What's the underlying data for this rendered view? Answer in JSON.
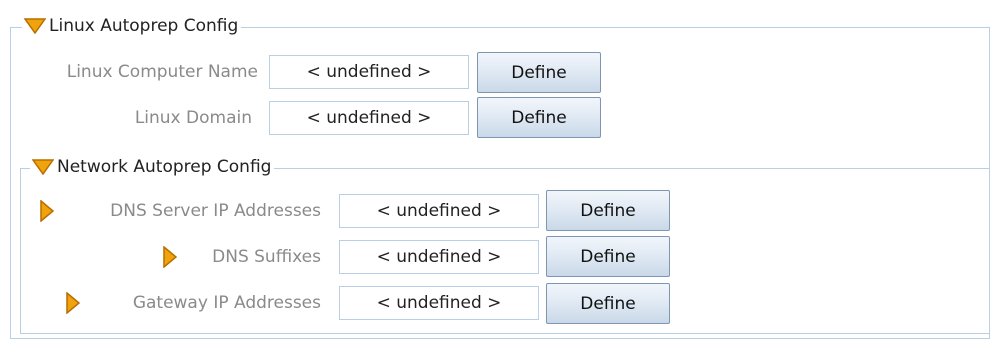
{
  "linux_section": {
    "title": "Linux Autoprep Config",
    "rows": [
      {
        "label": "Linux Computer Name",
        "value": "< undefined >",
        "button": "Define"
      },
      {
        "label": "Linux Domain",
        "value": "< undefined >",
        "button": "Define"
      }
    ]
  },
  "network_section": {
    "title": "Network Autoprep Config",
    "rows": [
      {
        "label": "DNS Server IP Addresses",
        "value": "< undefined >",
        "button": "Define"
      },
      {
        "label": "DNS Suffixes",
        "value": "< undefined >",
        "button": "Define"
      },
      {
        "label": "Gateway IP Addresses",
        "value": "< undefined >",
        "button": "Define"
      }
    ]
  },
  "colors": {
    "border": "#b8cfe5",
    "triangle_fill": "#f0a30a",
    "triangle_stroke": "#b86e00",
    "label_text": "#8a8a8a"
  },
  "icons": {
    "expanded": "triangle-down-icon",
    "collapsed": "triangle-right-icon"
  }
}
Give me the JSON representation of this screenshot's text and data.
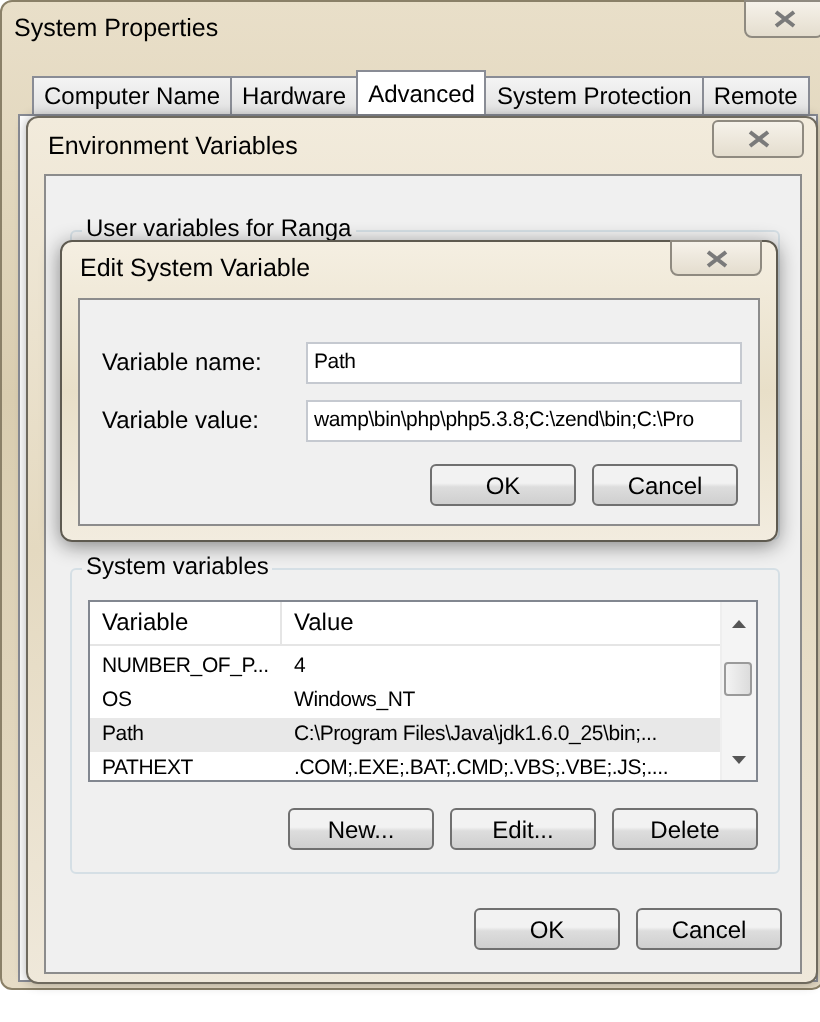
{
  "system_properties": {
    "title": "System Properties",
    "tabs": [
      {
        "label": "Computer Name",
        "selected": false
      },
      {
        "label": "Hardware",
        "selected": false
      },
      {
        "label": "Advanced",
        "selected": true
      },
      {
        "label": "System Protection",
        "selected": false
      },
      {
        "label": "Remote",
        "selected": false
      }
    ]
  },
  "environment_variables": {
    "title": "Environment Variables",
    "user_variables": {
      "label": "User variables for Ranga"
    },
    "system_variables": {
      "label": "System variables",
      "columns": [
        "Variable",
        "Value"
      ],
      "rows": [
        {
          "variable": "NUMBER_OF_P...",
          "value": "4",
          "selected": false
        },
        {
          "variable": "OS",
          "value": "Windows_NT",
          "selected": false
        },
        {
          "variable": "Path",
          "value": "C:\\Program Files\\Java\\jdk1.6.0_25\\bin;...",
          "selected": true
        },
        {
          "variable": "PATHEXT",
          "value": ".COM;.EXE;.BAT;.CMD;.VBS;.VBE;.JS;....",
          "selected": false
        }
      ],
      "buttons": [
        "New...",
        "Edit...",
        "Delete"
      ]
    },
    "buttons": [
      "OK",
      "Cancel"
    ]
  },
  "edit_dialog": {
    "title": "Edit System Variable",
    "fields": [
      {
        "label": "Variable name:",
        "value": "Path"
      },
      {
        "label": "Variable value:",
        "value": "wamp\\bin\\php\\php5.3.8;C:\\zend\\bin;C:\\Pro"
      }
    ],
    "buttons": [
      "OK",
      "Cancel"
    ]
  }
}
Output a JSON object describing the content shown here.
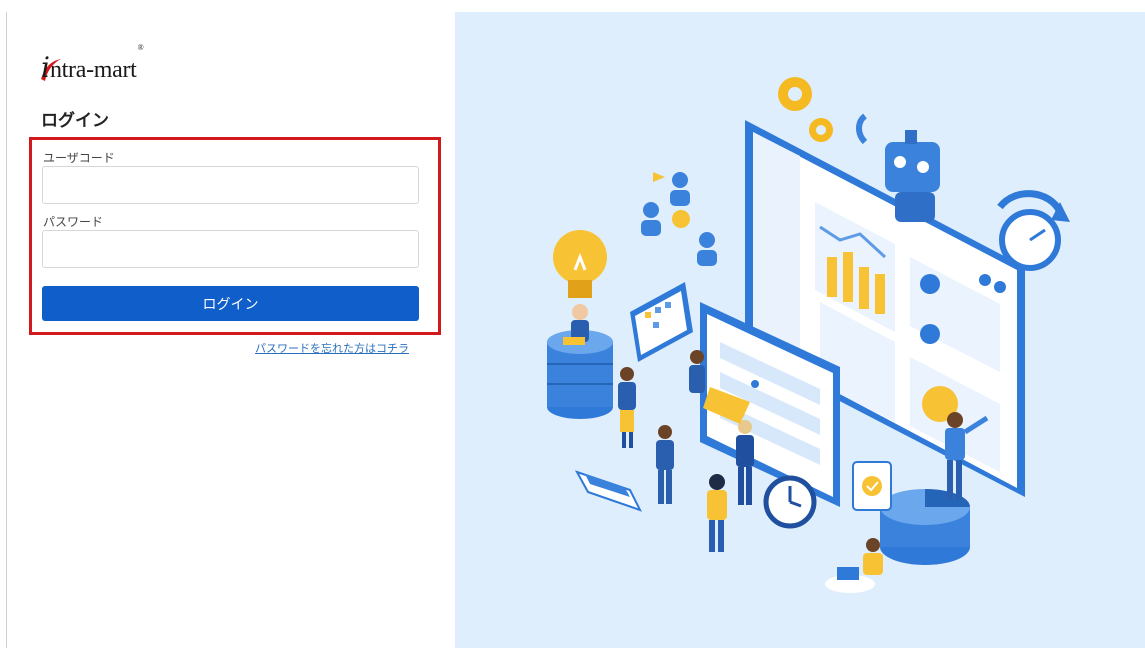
{
  "brand": {
    "logo_initial": "i",
    "logo_rest": "ntra-mart",
    "logo_registered": "®"
  },
  "login_form": {
    "title": "ログイン",
    "usercode_label": "ユーザコード",
    "usercode_value": "",
    "password_label": "パスワード",
    "password_value": "",
    "submit_label": "ログイン",
    "forgot_password_link": "パスワードを忘れた方はコチラ"
  },
  "colors": {
    "primary_button": "#0f5ec9",
    "highlight_border": "#d4191c",
    "illustration_background": "#dfeefc",
    "link": "#2a6fbf"
  }
}
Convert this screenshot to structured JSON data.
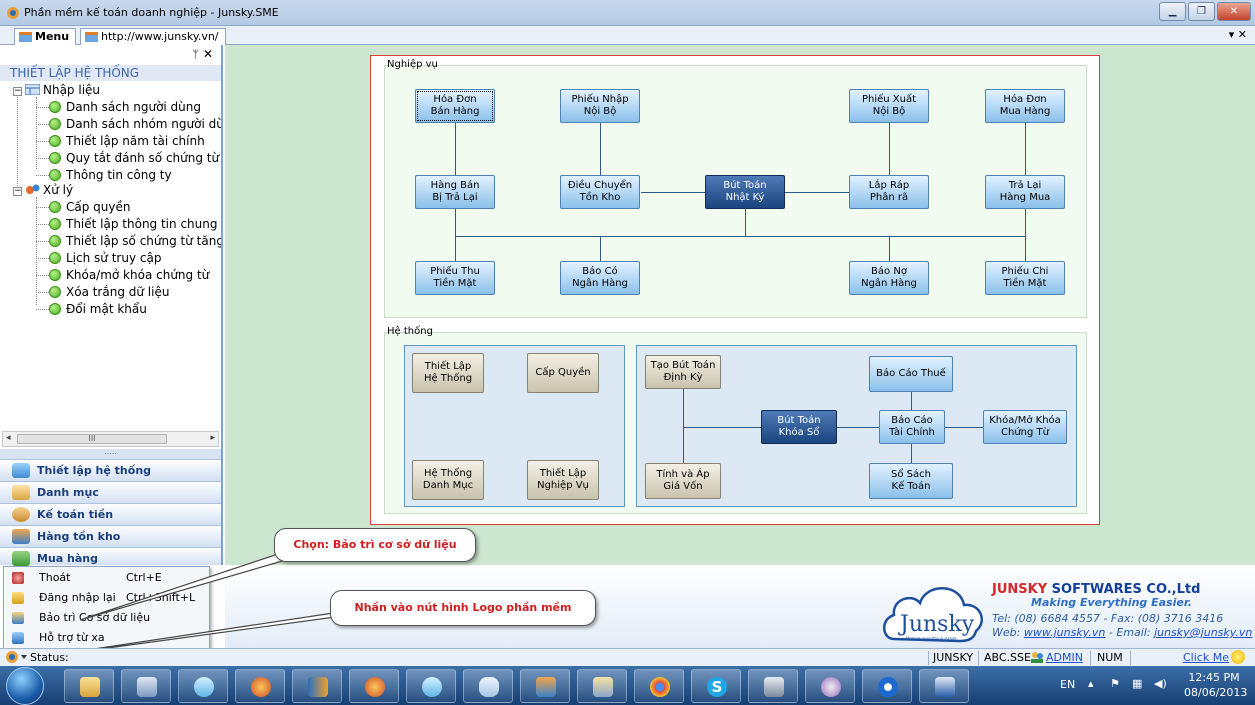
____________
#### [GOAL OF THE EXERCISE]
Report each line in the data that holds the word "this".

#### [COMPLETE OUTPUT]
What's the underlying data for this rendered view? Answer in JSON.
Give me the JSON representation of this screenshot's text and data.
Convert this screenshot to structured JSON data.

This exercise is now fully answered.